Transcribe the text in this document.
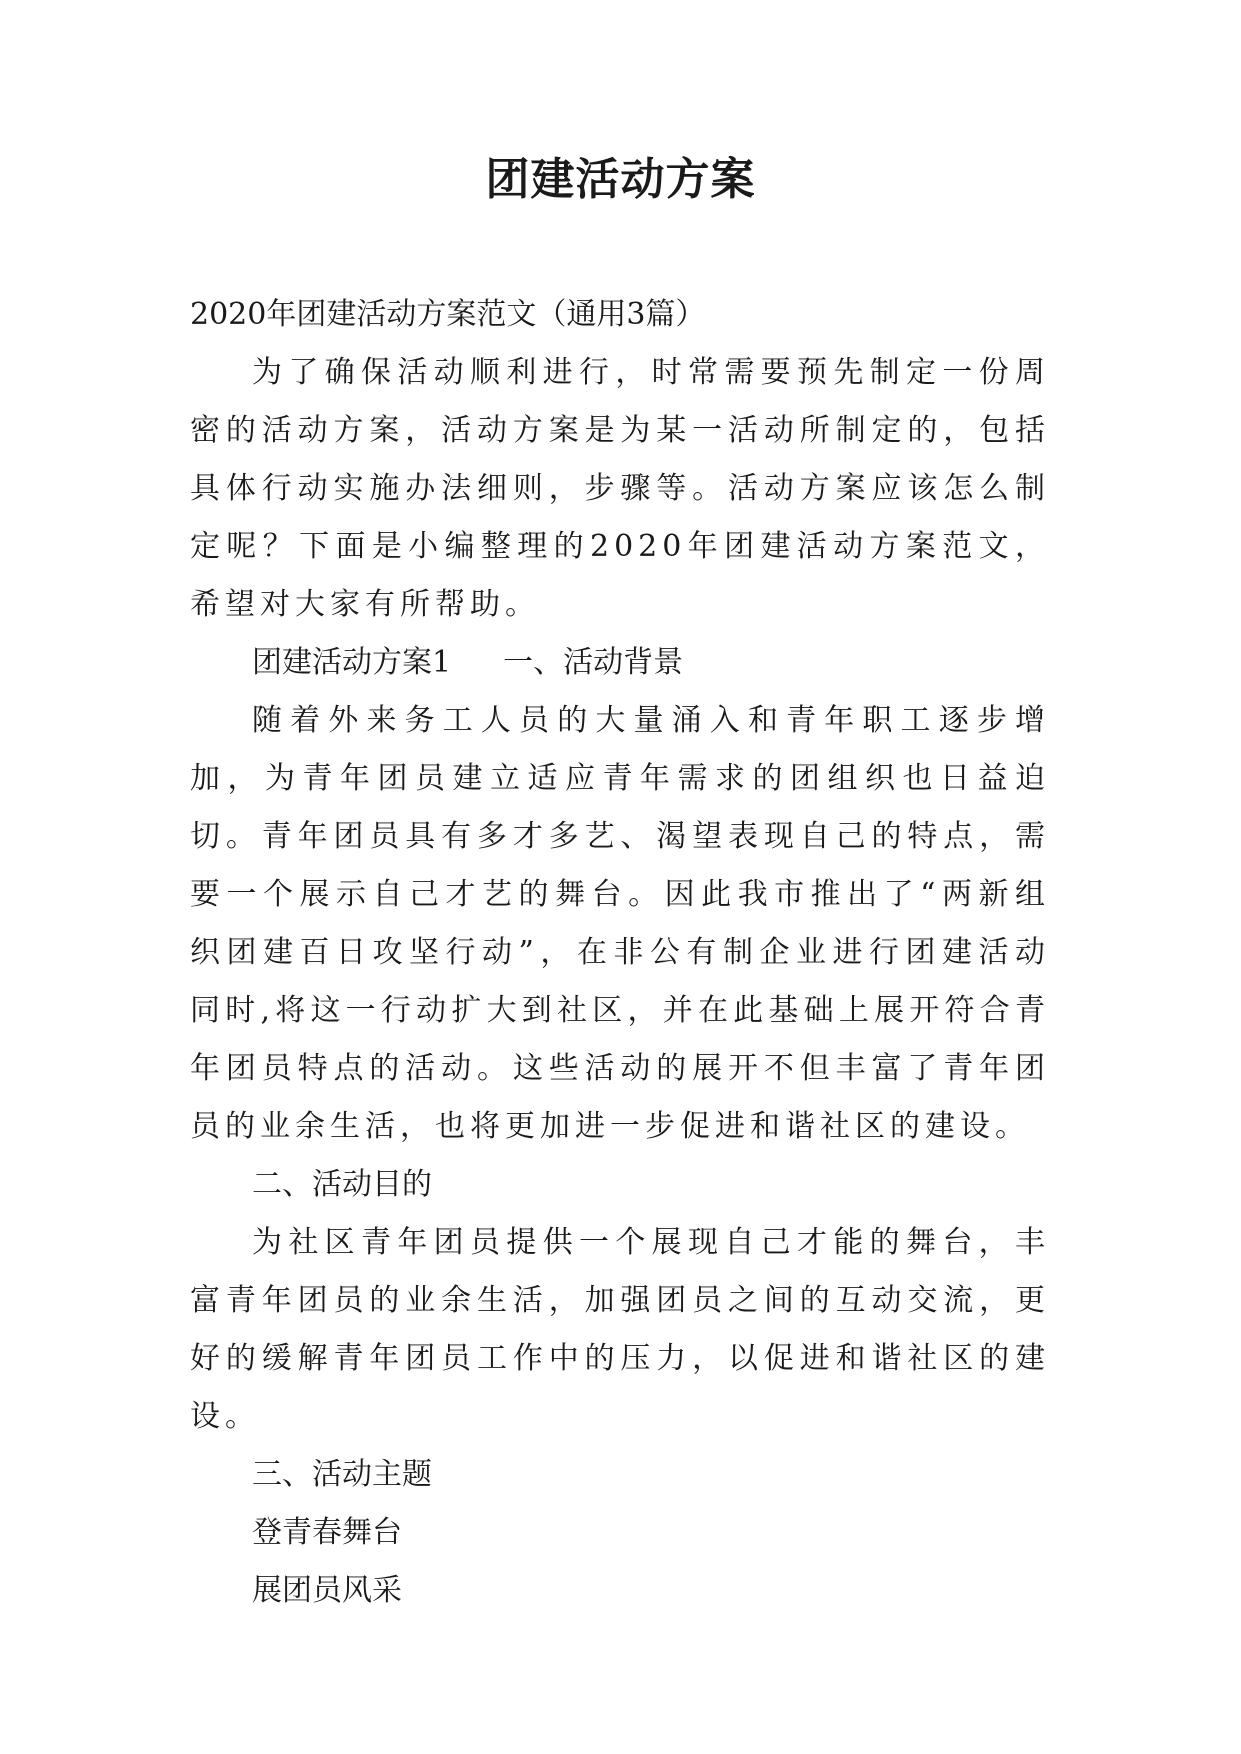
团建活动方案

2020年团建活动方案范文（通用3篇）

为了确保活动顺利进行，时常需要预先制定一份周密的活动方案，活动方案是为某一活动所制定的，包括具体行动实施办法细则，步骤等。活动方案应该怎么制定呢？下面是小编整理的2020年团建活动方案范文，希望对大家有所帮助。

团建活动方案1 一、活动背景

随着外来务工人员的大量涌入和青年职工逐步增加，为青年团员建立适应青年需求的团组织也日益迫切。青年团员具有多才多艺、渴望表现自己的特点，需要一个展示自己才艺的舞台。因此我市推出了“两新组织团建百日攻坚行动”，在非公有制企业进行团建活动同时,将这一行动扩大到社区，并在此基础上展开符合青年团员特点的活动。这些活动的展开不但丰富了青年团员的业余生活，也将更加进一步促进和谐社区的建设。

二、活动目的

为社区青年团员提供一个展现自己才能的舞台，丰富青年团员的业余生活，加强团员之间的互动交流，更好的缓解青年团员工作中的压力，以促进和谐社区的建设。

三、活动主题

登青春舞台

展团员风采
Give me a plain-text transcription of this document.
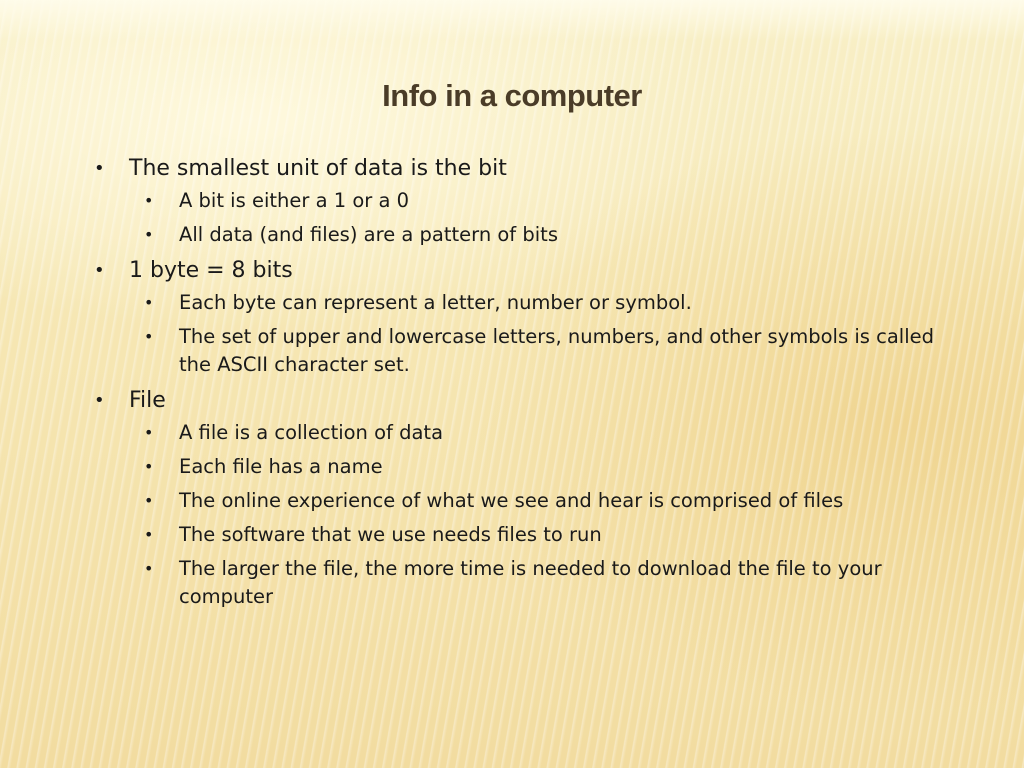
Info in a computer
• The smallest unit of data is the bit
• A bit is either a 1 or a 0
• All data (and files) are a pattern of bits
• 1 byte = 8 bits
• Each byte can represent a letter, number or symbol.
• The set of upper and lowercase letters, numbers, and other symbols is called the ASCII character set.
• File
• A file is a collection of data
• Each file has a name
• The online experience of what we see and hear is comprised of files
• The software that we use needs files to run
• The larger the file, the more time is needed to download the file to your computer
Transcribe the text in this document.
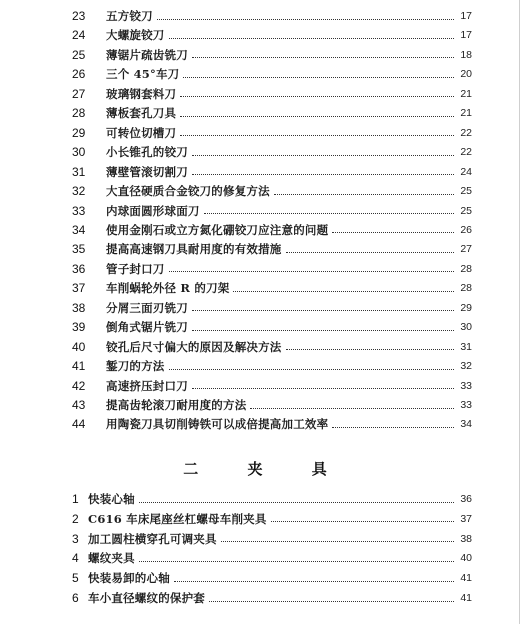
23	五方铰刀	17
24	大螺旋铰刀	17
25	薄锯片疏齿铣刀	18
26	三个 45°车刀	20
27	玻璃钢套料刀	21
28	薄板套孔刀具	21
29	可转位切槽刀	22
30	小长锥孔的铰刀	22
31	薄壁管滚切割刀	24
32	大直径硬质合金铰刀的修复方法	25
33	内球面圆形球面刀	25
34	使用金刚石或立方氮化硼铰刀应注意的问题	26
35	提高高速钢刀具耐用度的有效措施	27
36	管子封口刀	28
37	车削蜗轮外径 R 的刀架	28
38	分屑三面刃铣刀	29
39	倒角式锯片铣刀	30
40	铰孔后尺寸偏大的原因及解决方法	31
41	錾刀的方法	32
42	高速挤压封口刀	33
43	提高齿轮滚刀耐用度的方法	33
44	用陶瓷刀具切削铸铁可以成倍提高加工效率	34
二 夹 具
1 快装心轴	36
2 C616 车床尾座丝杠螺母车削夹具	37
3 加工圆柱横穿孔可调夹具	38
4 螺纹夹具	40
5 快装易卸的心轴	41
6 车小直径螺纹的保护套	41
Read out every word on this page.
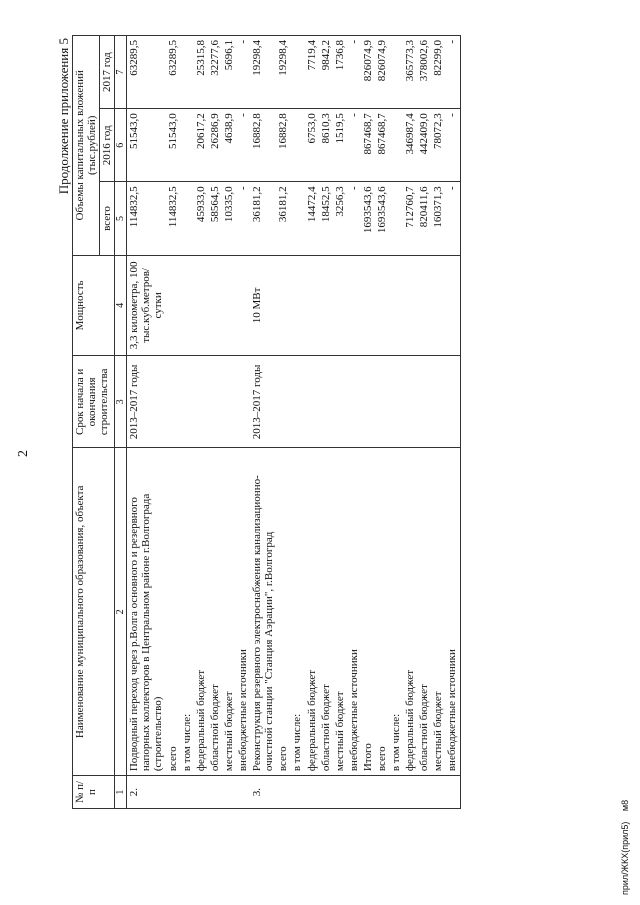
2
Продолжение приложения 5
№ п/п	Наименование муниципального образования, объекта	Срок начала и окончания строительства	Мощность	Объемы капитальных вложений (тыс.рублей)		
				всего	2016 год	2017 год

1	2	3	4	5	6	7
2.	Подводный переход через р.Волга основного и резервного напорных коллекторов в Центральном районе г.Волгограда (строительство)	2013–2017 годы	3,3 километра, 100 тыс.куб.метров/ сутки	114832,5	51543,0	63289,5
	всего			114832,5	51543,0	63289,5
	в том числе:					
	федеральный бюджет			45933,0	20617,2	25315,8
	областной бюджет			58564,5	26286,9	32277,6
	местный бюджет			10335,0	4638,9	5696,1
	внебюджетные источники			-	-	-
3.	Реконструкция резервного электроснабжения канализационно-очистной станции "Станция Аэрации", г.Волгоград	2013–2017 годы	10 МВт	36181,2	16882,8	19298,4
	всего			36181,2	16882,8	19298,4
	в том числе:					
	федеральный бюджет			14472,4	6753,0	7719,4
	областной бюджет			18452,5	8610,3	9842,2
	местный бюджет			3256,3	1519,5	1736,8
	внебюджетные источники			-	-	-
	Итого			1693543,6	867468,7	826074,9
	всего			1693543,6	867468,7	826074,9
	в том числе:					
	федеральный бюджет			712760,7	346987,4	365773,3
	областной бюджет			820411,6	442409,0	378002,6
	местный бюджет			160371,3	78072,3	82299,0
	внебюджетные источники			-	-	-
прил/ЖКХ(прил5) м8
..........
Going through the data, tally the lines containing "местный" and report only the result.

3